### ENTRIES:

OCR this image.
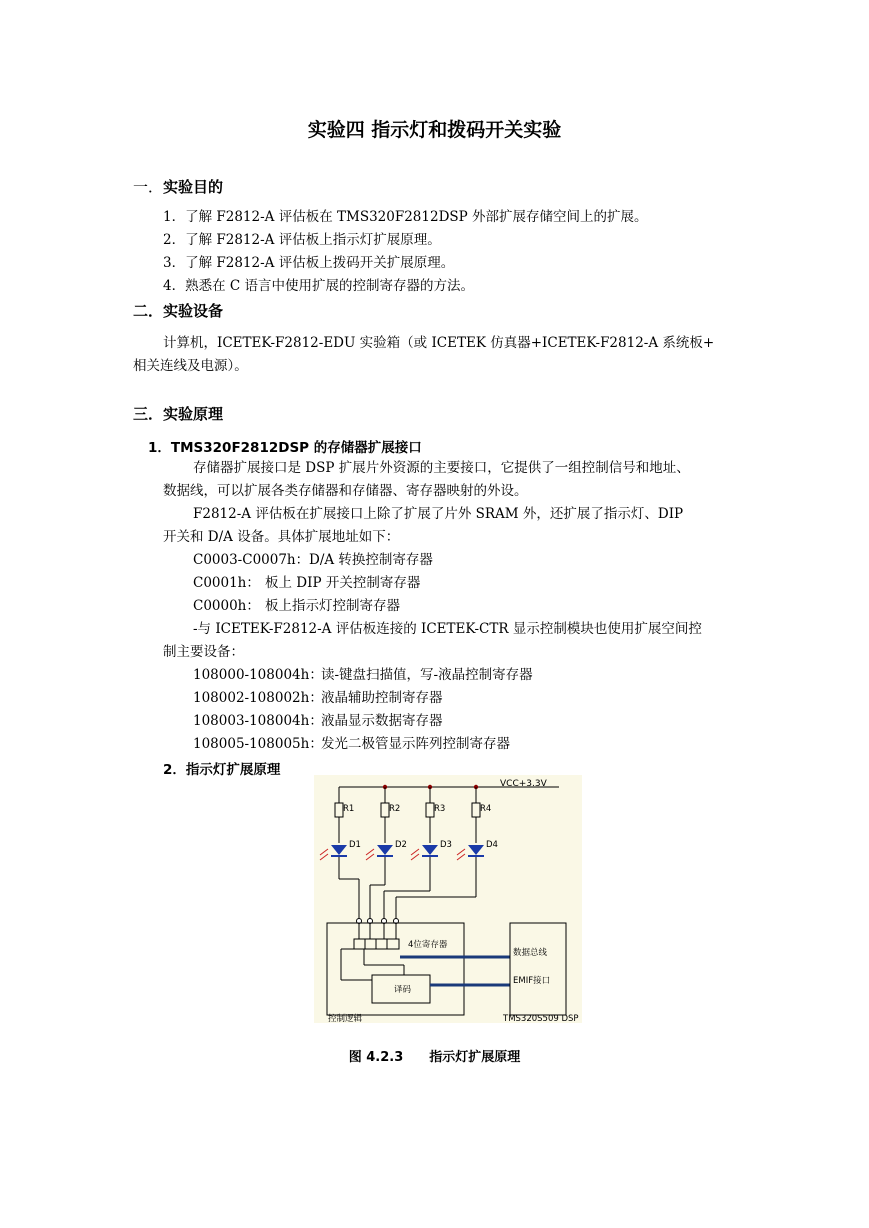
实验四 指示灯和拨码开关实验
一．实验目的
1．了解 F2812-A 评估板在 TMS320F2812DSP 外部扩展存储空间上的扩展。
2．了解 F2812-A 评估板上指示灯扩展原理。
3．了解 F2812-A 评估板上拨码开关扩展原理。
4．熟悉在 C 语言中使用扩展的控制寄存器的方法。
二．实验设备
计算机，ICETEK-F2812-EDU 实验箱（或 ICETEK 仿真器+ICETEK-F2812-A 系统板+
相关连线及电源）。
三．实验原理
1．TMS320F2812DSP 的存储器扩展接口
存储器扩展接口是 DSP 扩展片外资源的主要接口，它提供了一组控制信号和地址、
数据线，可以扩展各类存储器和存储器、寄存器映射的外设。
F2812-A 评估板在扩展接口上除了扩展了片外 SRAM 外，还扩展了指示灯、DIP
开关和 D/A 设备。具体扩展地址如下：
C0003-C0007h：D/A 转换控制寄存器
C0001h： 板上 DIP 开关控制寄存器
C0000h： 板上指示灯控制寄存器
-与 ICETEK-F2812-A 评估板连接的 ICETEK-CTR 显示控制模块也使用扩展空间控
制主要设备：
108000-108004h：读-键盘扫描值，写-液晶控制寄存器
108002-108002h：液晶辅助控制寄存器
108003-108004h：液晶显示数据寄存器
108005-108005h：发光二极管显示阵列控制寄存器
2．指示灯扩展原理
VCC+3.3V
R1
D1
R2
D2
R3
D3
R4
D4
控制逻辑
4位寄存器
译码
数据总线
EMIF接口
TMS320S509 DSP
图 4.2.3　　指示灯扩展原理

### PROBLEM STATEMENT:
The records above are to be quoted exactly, with all pictures left out.

### TASK ANSWER:
OCR this image.
实验四 指示灯和拨码开关实验
一．实验目的
1．了解 F2812-A 评估板在 TMS320F2812DSP 外部扩展存储空间上的扩展。
2．了解 F2812-A 评估板上指示灯扩展原理。
3．了解 F2812-A 评估板上拨码开关扩展原理。
4．熟悉在 C 语言中使用扩展的控制寄存器的方法。
二．实验设备
计算机，ICETEK-F2812-EDU 实验箱（或 ICETEK 仿真器+ICETEK-F2812-A 系统板+
相关连线及电源）。
三．实验原理
1．TMS320F2812DSP 的存储器扩展接口
存储器扩展接口是 DSP 扩展片外资源的主要接口，它提供了一组控制信号和地址、
数据线，可以扩展各类存储器和存储器、寄存器映射的外设。
F2812-A 评估板在扩展接口上除了扩展了片外 SRAM 外，还扩展了指示灯、DIP
开关和 D/A 设备。具体扩展地址如下：
C0003-C0007h：D/A 转换控制寄存器
C0001h： 板上 DIP 开关控制寄存器
C0000h： 板上指示灯控制寄存器
-与 ICETEK-F2812-A 评估板连接的 ICETEK-CTR 显示控制模块也使用扩展空间控
制主要设备：
108000-108004h：读-键盘扫描值，写-液晶控制寄存器
108002-108002h：液晶辅助控制寄存器
108003-108004h：液晶显示数据寄存器
108005-108005h：发光二极管显示阵列控制寄存器
2．指示灯扩展原理
VCC+3.3V
R1
D1
R2
D2
R3
D3
R4
D4
控制逻辑
4位寄存器
译码
数据总线
EMIF接口
TMS320S509 DSP
图 4.2.3　　指示灯扩展原理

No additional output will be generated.